▶ _Given request_: Write out the entire listing below exactly, with the pictures left out.

▶ _Input for this task_:

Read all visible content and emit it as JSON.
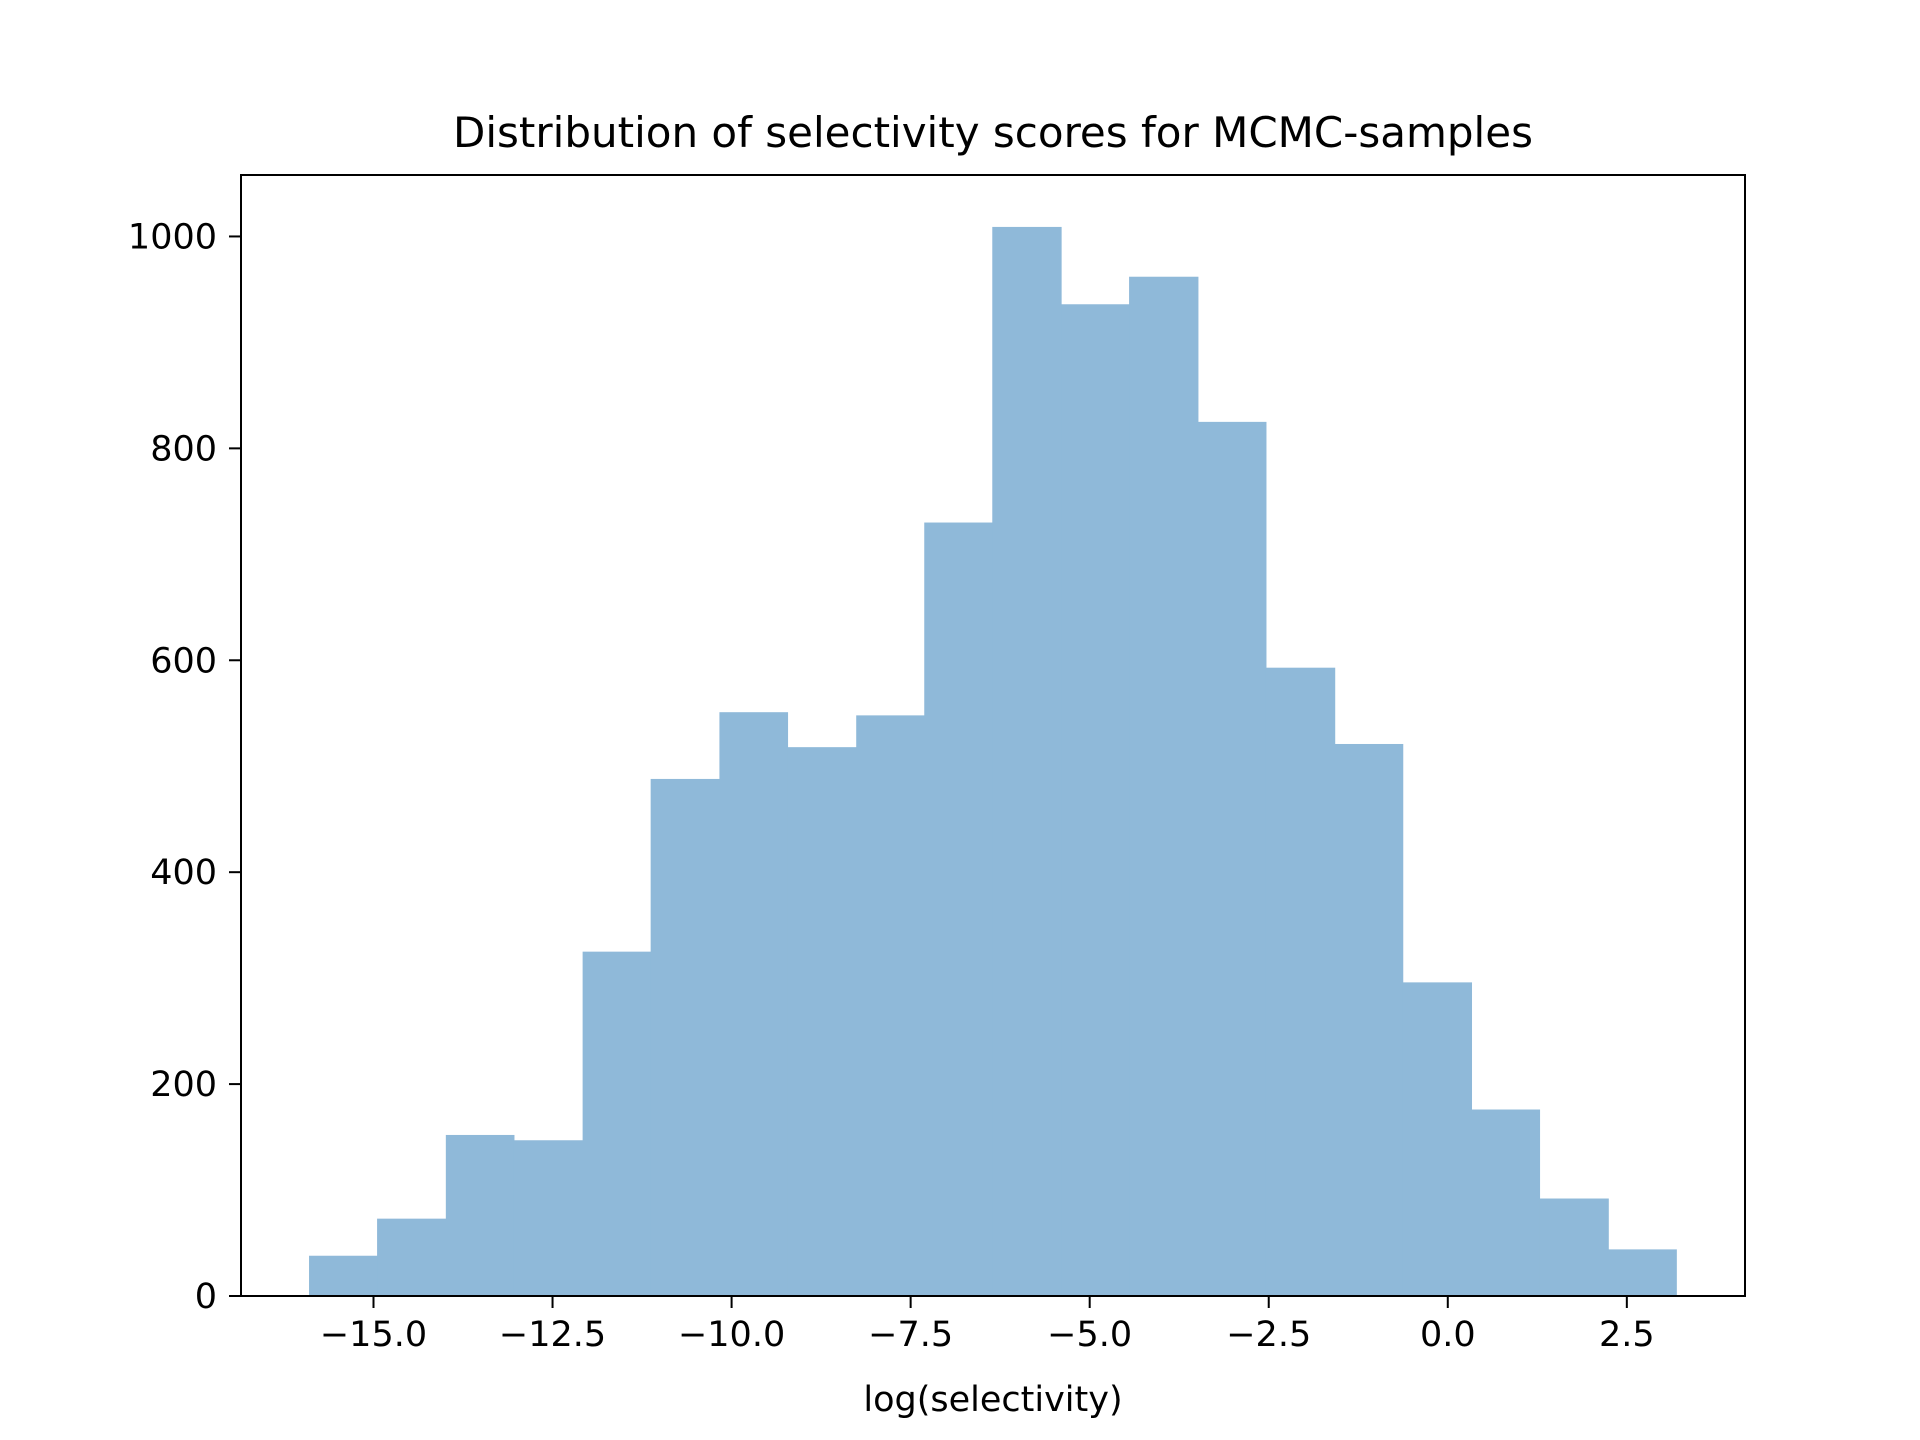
{
  "chart_data": {
    "type": "bar",
    "title": "Distribution of selectivity scores for MCMC-samples",
    "xlabel": "log(selectivity)",
    "ylabel": "",
    "xlim": [
      -16.85,
      4.15
    ],
    "ylim": [
      0,
      1058
    ],
    "grid": false,
    "color": "#8fb9d9",
    "bins": [
      {
        "x0": -15.9,
        "x1": -14.95,
        "count": 38
      },
      {
        "x0": -14.95,
        "x1": -13.99,
        "count": 73
      },
      {
        "x0": -13.99,
        "x1": -13.04,
        "count": 152
      },
      {
        "x0": -13.04,
        "x1": -12.08,
        "count": 147
      },
      {
        "x0": -12.08,
        "x1": -11.13,
        "count": 325
      },
      {
        "x0": -11.13,
        "x1": -10.17,
        "count": 488
      },
      {
        "x0": -10.17,
        "x1": -9.22,
        "count": 551
      },
      {
        "x0": -9.22,
        "x1": -8.26,
        "count": 518
      },
      {
        "x0": -8.26,
        "x1": -7.31,
        "count": 548
      },
      {
        "x0": -7.31,
        "x1": -6.36,
        "count": 730
      },
      {
        "x0": -6.36,
        "x1": -5.4,
        "count": 1009
      },
      {
        "x0": -5.4,
        "x1": -4.45,
        "count": 936
      },
      {
        "x0": -4.45,
        "x1": -3.49,
        "count": 962
      },
      {
        "x0": -3.49,
        "x1": -2.54,
        "count": 825
      },
      {
        "x0": -2.54,
        "x1": -1.58,
        "count": 593
      },
      {
        "x0": -1.58,
        "x1": -0.63,
        "count": 521
      },
      {
        "x0": -0.63,
        "x1": 0.33,
        "count": 296
      },
      {
        "x0": 0.33,
        "x1": 1.28,
        "count": 176
      },
      {
        "x0": 1.28,
        "x1": 2.24,
        "count": 92
      },
      {
        "x0": 2.24,
        "x1": 3.19,
        "count": 44
      }
    ],
    "xticks": [
      -15.0,
      -12.5,
      -10.0,
      -7.5,
      -5.0,
      -2.5,
      0.0,
      2.5
    ],
    "xtick_labels": [
      "−15.0",
      "−12.5",
      "−10.0",
      "−7.5",
      "−5.0",
      "−2.5",
      "0.0",
      "2.5"
    ],
    "yticks": [
      0,
      200,
      400,
      600,
      800,
      1000
    ],
    "ytick_labels": [
      "0",
      "200",
      "400",
      "600",
      "800",
      "1000"
    ]
  }
}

▶ _Answer to this problem_:
Read all visible content and emit it as JSON.
{
  "chart_data": {
    "type": "bar",
    "title": "Distribution of selectivity scores for MCMC-samples",
    "xlabel": "log(selectivity)",
    "ylabel": "",
    "xlim": [
      -16.85,
      4.15
    ],
    "ylim": [
      0,
      1058
    ],
    "grid": false,
    "color": "#8fb9d9",
    "bins": [
      {
        "x0": -15.9,
        "x1": -14.95,
        "count": 38
      },
      {
        "x0": -14.95,
        "x1": -13.99,
        "count": 73
      },
      {
        "x0": -13.99,
        "x1": -13.04,
        "count": 152
      },
      {
        "x0": -13.04,
        "x1": -12.08,
        "count": 147
      },
      {
        "x0": -12.08,
        "x1": -11.13,
        "count": 325
      },
      {
        "x0": -11.13,
        "x1": -10.17,
        "count": 488
      },
      {
        "x0": -10.17,
        "x1": -9.22,
        "count": 551
      },
      {
        "x0": -9.22,
        "x1": -8.26,
        "count": 518
      },
      {
        "x0": -8.26,
        "x1": -7.31,
        "count": 548
      },
      {
        "x0": -7.31,
        "x1": -6.36,
        "count": 730
      },
      {
        "x0": -6.36,
        "x1": -5.4,
        "count": 1009
      },
      {
        "x0": -5.4,
        "x1": -4.45,
        "count": 936
      },
      {
        "x0": -4.45,
        "x1": -3.49,
        "count": 962
      },
      {
        "x0": -3.49,
        "x1": -2.54,
        "count": 825
      },
      {
        "x0": -2.54,
        "x1": -1.58,
        "count": 593
      },
      {
        "x0": -1.58,
        "x1": -0.63,
        "count": 521
      },
      {
        "x0": -0.63,
        "x1": 0.33,
        "count": 296
      },
      {
        "x0": 0.33,
        "x1": 1.28,
        "count": 176
      },
      {
        "x0": 1.28,
        "x1": 2.24,
        "count": 92
      },
      {
        "x0": 2.24,
        "x1": 3.19,
        "count": 44
      }
    ],
    "xticks": [
      -15.0,
      -12.5,
      -10.0,
      -7.5,
      -5.0,
      -2.5,
      0.0,
      2.5
    ],
    "xtick_labels": [
      "−15.0",
      "−12.5",
      "−10.0",
      "−7.5",
      "−5.0",
      "−2.5",
      "0.0",
      "2.5"
    ],
    "yticks": [
      0,
      200,
      400,
      600,
      800,
      1000
    ],
    "ytick_labels": [
      "0",
      "200",
      "400",
      "600",
      "800",
      "1000"
    ]
  }
}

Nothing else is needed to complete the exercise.